**SELECTED EXCERPT:**
════════
Limitations of Harmonics Control in Power Converters

Abstract

In this paper, we analyze the constraints of harmonics control in power electronic systems. Based on an equivalent circuit of a typical power converter application and its parameters, we have derived an analytical expression for calculating the maximal amplitude of controlled harmonic current. This expression has been successfully verified on an experimental setup, designed around a single-phase grid-connected bidirectional inverter. The pulse width modulated (PWM) driven inverter has been controlled by multiple resonant controllers, each of them providing individual control of a selected harmonic current. By using the derived expression and taking into account the parameters of converter application, power electronics designers could quickly determine the limitations of harmonics control.
════════
**GIVEN DATA:**
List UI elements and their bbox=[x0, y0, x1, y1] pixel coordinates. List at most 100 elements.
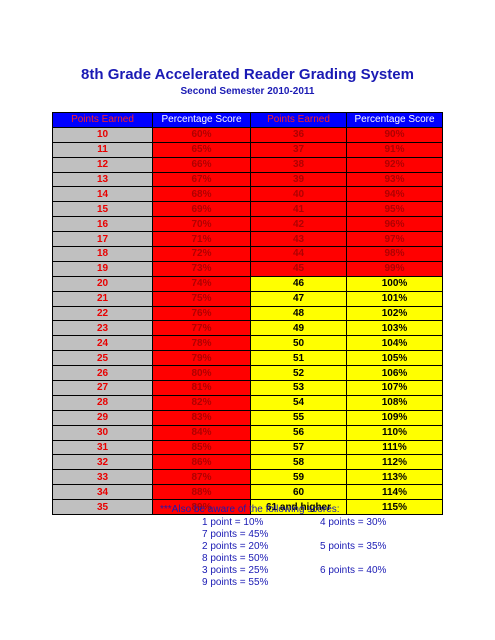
════════
**TASKS AND EXERCISES:**
A) Copy from the abstract on harmonics control in power converters the passage starting at "Limitations of Harmonics Control in" and ending at "of harmonics control.".
B) Answer these questions using the abstract on harmonics control in power converters:
(i) What was the derived analytical expression meant to calculate?
(ii) What kind of inverter was the experimental setup designed around?
(iii) What controlled the PWM-driven inverter, and what did each of those controllers provide?
C) Resume the paper on harmonics control in power converters after the last sentence of its abstract.

**ANSWERS BY TASK:**
A)
Limitations of Harmonics Control in Power Converters

Abstract

In this paper, we analyze the constraints of harmonics control in power electronic systems. Based on an equivalent circuit of a typical power converter application and its parameters, we have derived an analytical expression for calculating the maximal amplitude of controlled harmonic current. This expression has been successfully verified on an experimental setup, designed around a single-phase grid-connected bidirectional inverter. The pulse width modulated (PWM) driven inverter has been controlled by multiple resonant controllers, each of them providing individual control of a selected harmonic current. By using the derived expression and taking into account the parameters of converter application, power electronics designers could quickly determine the limitations of harmonics control.

B)
(i) The maximal amplitude of controlled harmonic current.
(ii) A single-phase grid-connected bidirectional inverter.
(iii) Multiple resonant controllers, each providing individual control of a selected harmonic current.

C)
1. Introduction

Control algorithms in power electronics devices often include harmonics control. Many power converter applications require its implementation due to harmonics emission regulations [1,2], while others use it to improve efficiency [3]. Satisfactory results can be achieved only by advanced types of controllers that are usually implemented into the current control loop, e.g., resonant, multiple resonant, or repetitive controllers. Typical applications requiring a mitigation of harmonics are grid-connected in single-phase [4] and three-phase pulse width modulated (PWM) inverters [5,6], photovoltaic systems [7], uninterruptable power supplies [8,9], active power filters [10,11,12], and microgrids [13]. Moreover, harmonics control is used in permanent magnet synchronous machine drives to reduce torque ripple, to compensate for dead-time effects [14,15], or to improve efficiency [3].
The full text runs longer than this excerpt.